▶ Written request
Continue the article about "Joker" and Joaquin Phoenix's awards prospects from the point where it stops.

Having already won the Golden Lion, the prestigious top prize at the Venice Film Festival, last week, ”Joker” is predicted to nab the People's Choice Award at the Toronto International Film Festival (TIFF) as it concludes this weekend.

The coveted audience award is frequently the harbinger of the Best Picture Academy Award. Joaquin Phoenix, who portrays Arthur Fleck aka the Joker, in the film has earned rave reviews, with some critics already calling for his Best Actor win when the Oscars are given out in February 2020.

Phoenix has earned three Oscar nominations in his career (for “Gladiator,” “Walk the Line” and “The Master”) and if he were to secure another nod and win, he would join Heath Ledger, who won the 2009 Best Supporting Actor Oscar for “The Dark Knight,” as the second actor to win an Oscar for playing Batman’s arch-enemy.

“Joker” director Todd Phillips told The New York Times that, at times, the intense and mercurial Phoenix “lost his composure on the set...sometimes to the bafflement of his co-stars.”

Phoenix, who walked the TIFF red carpet on Sept. 9 with “Joker” producer Bradley Cooper and co-star Robert DeNiro, would, according to Phillips, “[I]n the middle of the scene, just walk away and walk out.”

▶ Data lines
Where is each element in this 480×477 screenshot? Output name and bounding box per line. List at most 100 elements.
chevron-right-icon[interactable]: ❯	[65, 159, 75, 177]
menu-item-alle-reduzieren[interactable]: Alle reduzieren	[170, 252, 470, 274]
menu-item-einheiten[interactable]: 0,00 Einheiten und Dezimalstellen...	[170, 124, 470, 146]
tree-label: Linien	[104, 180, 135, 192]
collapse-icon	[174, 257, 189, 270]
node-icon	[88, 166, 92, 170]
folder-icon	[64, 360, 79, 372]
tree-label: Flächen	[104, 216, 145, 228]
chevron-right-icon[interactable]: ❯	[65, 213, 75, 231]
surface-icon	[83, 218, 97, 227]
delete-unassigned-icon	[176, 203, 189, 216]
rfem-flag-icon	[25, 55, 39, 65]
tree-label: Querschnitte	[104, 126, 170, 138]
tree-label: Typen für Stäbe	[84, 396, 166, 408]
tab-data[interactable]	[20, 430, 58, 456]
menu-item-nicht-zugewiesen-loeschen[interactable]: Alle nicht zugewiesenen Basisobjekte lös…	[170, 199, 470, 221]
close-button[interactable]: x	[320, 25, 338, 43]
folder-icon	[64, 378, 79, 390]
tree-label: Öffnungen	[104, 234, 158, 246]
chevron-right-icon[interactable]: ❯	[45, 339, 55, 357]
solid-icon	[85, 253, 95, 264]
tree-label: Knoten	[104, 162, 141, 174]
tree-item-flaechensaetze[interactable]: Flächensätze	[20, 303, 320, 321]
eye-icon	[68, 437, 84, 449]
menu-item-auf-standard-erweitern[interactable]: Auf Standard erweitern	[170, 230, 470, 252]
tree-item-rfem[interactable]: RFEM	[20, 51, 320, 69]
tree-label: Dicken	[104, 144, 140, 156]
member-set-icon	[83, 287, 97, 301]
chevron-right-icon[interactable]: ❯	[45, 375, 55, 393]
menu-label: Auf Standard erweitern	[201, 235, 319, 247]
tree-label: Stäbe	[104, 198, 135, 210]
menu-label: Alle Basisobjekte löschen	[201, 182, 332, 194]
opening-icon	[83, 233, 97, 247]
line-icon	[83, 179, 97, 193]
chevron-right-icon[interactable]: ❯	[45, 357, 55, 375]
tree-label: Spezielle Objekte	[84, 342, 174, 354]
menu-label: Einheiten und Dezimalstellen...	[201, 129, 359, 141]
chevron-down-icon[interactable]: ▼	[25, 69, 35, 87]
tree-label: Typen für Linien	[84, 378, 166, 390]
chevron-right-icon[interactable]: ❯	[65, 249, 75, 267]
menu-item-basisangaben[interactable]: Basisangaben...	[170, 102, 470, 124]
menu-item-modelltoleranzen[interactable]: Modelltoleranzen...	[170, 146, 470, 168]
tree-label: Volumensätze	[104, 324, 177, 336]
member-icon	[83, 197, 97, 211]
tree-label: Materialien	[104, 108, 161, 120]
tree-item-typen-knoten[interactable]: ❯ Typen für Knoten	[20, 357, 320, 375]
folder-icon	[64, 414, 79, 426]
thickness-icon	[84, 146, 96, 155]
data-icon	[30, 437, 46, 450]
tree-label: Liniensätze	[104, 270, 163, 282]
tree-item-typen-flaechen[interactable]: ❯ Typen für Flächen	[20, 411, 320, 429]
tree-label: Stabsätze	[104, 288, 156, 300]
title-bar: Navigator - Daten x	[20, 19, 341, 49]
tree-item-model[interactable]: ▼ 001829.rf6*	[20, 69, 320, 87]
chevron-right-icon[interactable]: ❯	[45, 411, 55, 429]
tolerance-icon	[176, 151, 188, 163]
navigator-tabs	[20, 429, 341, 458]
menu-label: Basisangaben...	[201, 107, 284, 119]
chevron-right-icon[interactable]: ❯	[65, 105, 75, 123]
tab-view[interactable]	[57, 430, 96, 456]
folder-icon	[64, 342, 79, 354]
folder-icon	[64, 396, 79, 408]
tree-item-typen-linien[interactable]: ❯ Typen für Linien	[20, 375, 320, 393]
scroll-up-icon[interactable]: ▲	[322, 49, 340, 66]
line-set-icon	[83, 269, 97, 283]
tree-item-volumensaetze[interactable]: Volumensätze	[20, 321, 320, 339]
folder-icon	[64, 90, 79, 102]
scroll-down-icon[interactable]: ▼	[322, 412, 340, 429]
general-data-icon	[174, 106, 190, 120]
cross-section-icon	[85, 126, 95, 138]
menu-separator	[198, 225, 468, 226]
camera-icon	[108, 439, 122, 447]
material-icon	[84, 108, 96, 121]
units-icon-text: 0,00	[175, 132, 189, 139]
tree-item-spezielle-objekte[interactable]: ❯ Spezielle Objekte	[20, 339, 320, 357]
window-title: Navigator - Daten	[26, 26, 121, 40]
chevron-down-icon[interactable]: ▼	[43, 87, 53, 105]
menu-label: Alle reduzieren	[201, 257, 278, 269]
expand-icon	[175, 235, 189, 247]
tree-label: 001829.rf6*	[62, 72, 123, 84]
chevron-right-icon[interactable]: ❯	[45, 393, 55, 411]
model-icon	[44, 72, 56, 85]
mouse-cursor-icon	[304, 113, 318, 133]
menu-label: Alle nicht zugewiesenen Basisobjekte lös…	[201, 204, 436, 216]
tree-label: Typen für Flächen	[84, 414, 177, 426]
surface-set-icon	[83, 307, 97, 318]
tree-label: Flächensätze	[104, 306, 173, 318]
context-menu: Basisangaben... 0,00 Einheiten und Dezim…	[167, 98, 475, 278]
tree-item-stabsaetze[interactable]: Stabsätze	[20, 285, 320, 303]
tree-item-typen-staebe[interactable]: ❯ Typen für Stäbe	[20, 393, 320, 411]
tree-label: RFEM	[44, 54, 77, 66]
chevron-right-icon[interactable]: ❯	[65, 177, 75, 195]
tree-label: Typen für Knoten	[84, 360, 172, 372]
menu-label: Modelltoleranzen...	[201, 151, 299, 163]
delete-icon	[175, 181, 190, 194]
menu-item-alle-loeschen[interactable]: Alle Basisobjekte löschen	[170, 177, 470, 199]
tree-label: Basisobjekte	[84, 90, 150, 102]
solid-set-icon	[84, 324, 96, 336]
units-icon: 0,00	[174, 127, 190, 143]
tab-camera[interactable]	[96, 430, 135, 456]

▶ Result for this task
By all accounts, “Joker” seems poised to make a killing during awards season and at the box office. In a recent Rotten Tomatoes poll asking viewers to choose the most memorable film moment of the past 21 years, the Joker from “The Dark Knight” won in a landslide.

However, it is no small irony – and likely a focus of future sociological study - that the very moment selected as a favorite among many moviegoers was once rumored to have inspired one of the most notorious mass shootings. In July 2012, James Holmes killed 12 people and wounded 58 during a screening of its sequel, “The Dark Knight Rises,” in Aurora, Colorado. While initial reports claimed Holmes identified himself as the Joker after his crimes, these findings were later denied.

“The Dark Knight” may be a favorite among cinephiles, but against the current debate about gun violence and red flag law, how will audiences receive a film about the protagonist's descent into homicidal insanity?

“Joker” opens in theaters on Oct. 4.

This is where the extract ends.